• _Texte proposé_

* * * * * * *

S'il est des formations désireuses de prendre le temps nécessaire à la pleine maturité de leur projet, ce trio italien fondé en 2009 à Prato, en Toscane, serait assurément du nombre. Nous ayant laissés sur le souvenir enchanté d'un charismatique «
Novarize », son second album full length, le voici donc de retour dans la course, quelque six années plus tard, muni d'un opus du même acabit, sobrement dénommé «
Eleven ». Une longue période de latence au cours de laquelle le groupe réalisera néanmoins la bagatelle de 5 singles : «
Lipstick Smile », en 2018, suivi de «
Born Killer », un an plus tard, titre promu durant de nombreux spectacles (Namm Show 2020,
Metal Hall of Fame Gala, 62nd Grammy Awards...) et qui, précisément, impactera l'espace sonore du nouvel opus ; leur succéderont «
Inspiring Milestones V. I », en 2021, «
Warriors » et «
Reach for Me », en 2023. Ce faisant, 4 de ces 5 singles feront partie intégrante des 11 plages que compte cette auto-production. A l'aune des 47 minutes de ce troisième élan, nos acolytes seraient-ils désormais à même de se hisser parmi les valeurs montantes de leur registre metal d'affiliation ?

* * * * * * *

• _Consignes_
a: Selon le texte sur l'album « Eleven », en quelle année et dans quelle ville le trio a-t-il été fondé ?
b: Dans les enregistrements, recopiez à l'identique tout ce qui va de la ligne contenant « tab-all-charts[interactable]: All Charts » jusqu'à celle contenant « chart-type-surface[interactable]: ▦Surface (341, 317, 470, 339) », ces deux lignes comprises.

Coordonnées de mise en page
* * * * * * *

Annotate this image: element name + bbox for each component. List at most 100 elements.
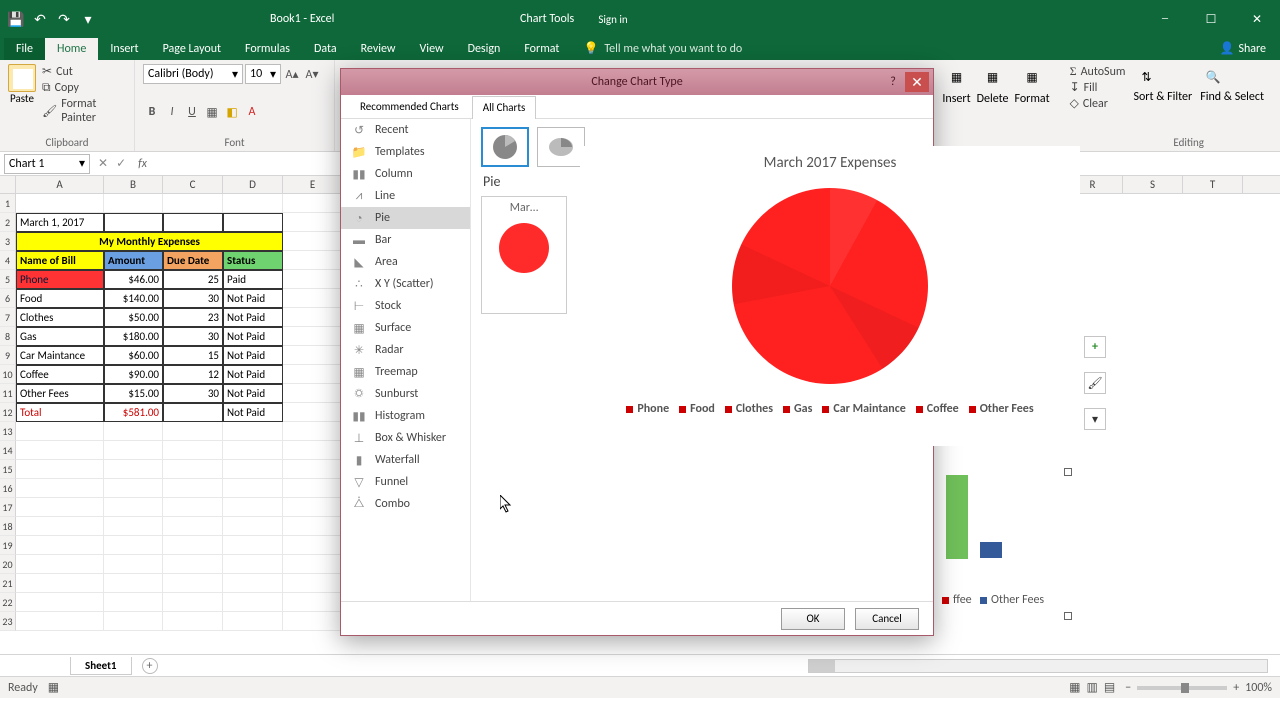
tab-all-charts[interactable]: All Charts (472, 96, 537, 119)
format-cells-button[interactable]: ▦Format (1014, 64, 1049, 147)
tab-page-layout[interactable]: Page Layout (151, 38, 233, 60)
tab-review[interactable]: Review (349, 38, 408, 60)
redo-icon[interactable]: ↷ (56, 11, 72, 27)
subtype-pie-2d[interactable] (481, 127, 529, 167)
row-header[interactable]: 8 (0, 327, 16, 346)
row-header[interactable]: 1 (0, 194, 16, 213)
row-header[interactable]: 5 (0, 270, 16, 289)
row-header[interactable]: 11 (0, 384, 16, 403)
underline-button[interactable]: U (183, 103, 201, 121)
chart-type-bar[interactable]: ▬Bar (341, 229, 470, 251)
horizontal-scrollbar[interactable] (158, 659, 1280, 673)
row-header[interactable]: 13 (0, 422, 16, 441)
chart-type-histogram[interactable]: ▮▮Histogram (341, 405, 470, 427)
increase-font-icon[interactable]: A▴ (283, 65, 301, 83)
autosum-button[interactable]: ΣAutoSum (1070, 64, 1126, 79)
maximize-button[interactable]: ☐ (1188, 0, 1234, 38)
chart-type-surface[interactable]: ▦Surface (341, 317, 470, 339)
row-header[interactable]: 3 (0, 232, 16, 251)
cell[interactable]: $46.00 (104, 270, 163, 289)
cell[interactable] (16, 194, 104, 213)
row-header[interactable]: 22 (0, 593, 16, 612)
cell[interactable]: 30 (163, 384, 223, 403)
dialog-help-button[interactable]: ? (883, 73, 903, 91)
cell[interactable] (163, 403, 223, 422)
copy-button[interactable]: ⧉Copy (42, 81, 126, 95)
cell[interactable]: Due Date (163, 251, 223, 270)
col-header[interactable]: T (1183, 176, 1243, 193)
page-break-view-icon[interactable]: ▤ (1104, 680, 1115, 695)
chart-type-pie[interactable]: ◔Pie (341, 207, 470, 229)
chart-preview-thumb[interactable]: Mar… (481, 196, 567, 314)
cell[interactable]: $50.00 (104, 308, 163, 327)
tab-home[interactable]: Home (45, 38, 98, 60)
row-header[interactable]: 18 (0, 517, 16, 536)
col-header[interactable]: D (223, 176, 283, 193)
cell[interactable]: Other Fees (16, 384, 104, 403)
tab-insert[interactable]: Insert (98, 38, 150, 60)
chart-type-line[interactable]: ⩘Line (341, 185, 470, 207)
chart-type-treemap[interactable]: ▦Treemap (341, 361, 470, 383)
row-header[interactable]: 9 (0, 346, 16, 365)
chart-type-combo[interactable]: ⧊Combo (341, 493, 470, 515)
chart-type-scatter[interactable]: ∴X Y (Scatter) (341, 273, 470, 295)
row-header[interactable]: 23 (0, 612, 16, 631)
cell[interactable]: March 1, 2017 (16, 213, 104, 232)
cell[interactable]: Coffee (16, 365, 104, 384)
subtype-pie-3d[interactable] (537, 127, 585, 167)
tell-me[interactable]: 💡Tell me what you want to do (571, 37, 754, 60)
col-header[interactable]: E (283, 176, 343, 193)
row-header[interactable]: 21 (0, 574, 16, 593)
cell[interactable]: Status (223, 251, 283, 270)
cell[interactable]: Amount (104, 251, 163, 270)
zoom-out-button[interactable]: − (1125, 681, 1131, 695)
cell[interactable]: Food (16, 289, 104, 308)
share-button[interactable]: 👤Share (1205, 37, 1280, 60)
cell[interactable]: Car Maintance (16, 346, 104, 365)
cell[interactable]: 30 (163, 289, 223, 308)
cell[interactable]: $140.00 (104, 289, 163, 308)
cell[interactable]: Not Paid (223, 403, 283, 422)
fx-icon[interactable]: fx (138, 157, 147, 171)
cell[interactable]: Not Paid (223, 346, 283, 365)
zoom-in-button[interactable]: + (1233, 681, 1239, 695)
row-header[interactable]: 4 (0, 251, 16, 270)
normal-view-icon[interactable]: ▦ (1069, 680, 1080, 695)
close-button[interactable]: ✕ (1234, 0, 1280, 38)
cell[interactable]: 15 (163, 346, 223, 365)
sheet-tab[interactable]: Sheet1 (70, 657, 132, 675)
row-header[interactable]: 6 (0, 289, 16, 308)
ok-button[interactable]: OK (781, 608, 845, 630)
cut-button[interactable]: ✂Cut (42, 64, 126, 79)
save-icon[interactable]: 💾 (8, 11, 24, 27)
delete-cells-button[interactable]: ▦Delete (977, 64, 1009, 147)
fill-color-button[interactable]: ◧ (223, 103, 241, 121)
col-header[interactable]: B (104, 176, 163, 193)
find-select-button[interactable]: 🔍Find & Select (1200, 64, 1264, 147)
row-header[interactable]: 10 (0, 365, 16, 384)
dialog-title[interactable]: Change Chart Type ? ✕ (341, 69, 933, 95)
macro-record-icon[interactable]: ▦ (48, 680, 59, 695)
cell[interactable]: $60.00 (104, 346, 163, 365)
cell[interactable]: Paid (223, 270, 283, 289)
chart-type-templates[interactable]: 📁Templates (341, 141, 470, 163)
select-all-corner[interactable] (0, 176, 16, 193)
row-header[interactable]: 15 (0, 460, 16, 479)
zoom-slider[interactable] (1137, 686, 1227, 690)
undo-icon[interactable]: ↶ (32, 11, 48, 27)
chart-handle[interactable] (1064, 612, 1072, 620)
insert-cells-button[interactable]: ▦Insert (942, 64, 970, 147)
paste-button[interactable]: Paste (8, 64, 36, 125)
cell[interactable]: Total (16, 403, 104, 422)
col-header[interactable]: C (163, 176, 223, 193)
chart-add-element-button[interactable]: + (1084, 336, 1106, 358)
col-header[interactable]: A (16, 176, 104, 193)
chart-type-boxwhisker[interactable]: ⊥Box & Whisker (341, 427, 470, 449)
format-painter-button[interactable]: 🖌Format Painter (42, 97, 126, 125)
tab-format[interactable]: Format (512, 38, 571, 60)
sort-filter-button[interactable]: ⇅Sort & Filter (1133, 64, 1192, 147)
chart-type-recent[interactable]: ↺Recent (341, 119, 470, 141)
add-sheet-button[interactable]: + (142, 658, 158, 674)
cell[interactable]: Not Paid (223, 384, 283, 403)
cell[interactable]: Not Paid (223, 289, 283, 308)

* * * * * * *

• _Corrigé des exercices_
a: En 2009, à Prato, en Toscane.

b:
tab-all-charts[interactable]: All Charts (472, 96, 537, 119)
format-cells-button[interactable]: ▦Format (1014, 64, 1049, 147)
tab-page-layout[interactable]: Page Layout (151, 38, 233, 60)
tab-review[interactable]: Review (349, 38, 408, 60)
redo-icon[interactable]: ↷ (56, 11, 72, 27)
subtype-pie-2d[interactable] (481, 127, 529, 167)
row-header[interactable]: 8 (0, 327, 16, 346)
row-header[interactable]: 1 (0, 194, 16, 213)
row-header[interactable]: 5 (0, 270, 16, 289)
row-header[interactable]: 11 (0, 384, 16, 403)
underline-button[interactable]: U (183, 103, 201, 121)
chart-type-bar[interactable]: ▬Bar (341, 229, 470, 251)
horizontal-scrollbar[interactable] (158, 659, 1280, 673)
row-header[interactable]: 13 (0, 422, 16, 441)
chart-type-histogram[interactable]: ▮▮Histogram (341, 405, 470, 427)
increase-font-icon[interactable]: A▴ (283, 65, 301, 83)
autosum-button[interactable]: ΣAutoSum (1070, 64, 1126, 79)
maximize-button[interactable]: ☐ (1188, 0, 1234, 38)
chart-type-surface[interactable]: ▦Surface (341, 317, 470, 339)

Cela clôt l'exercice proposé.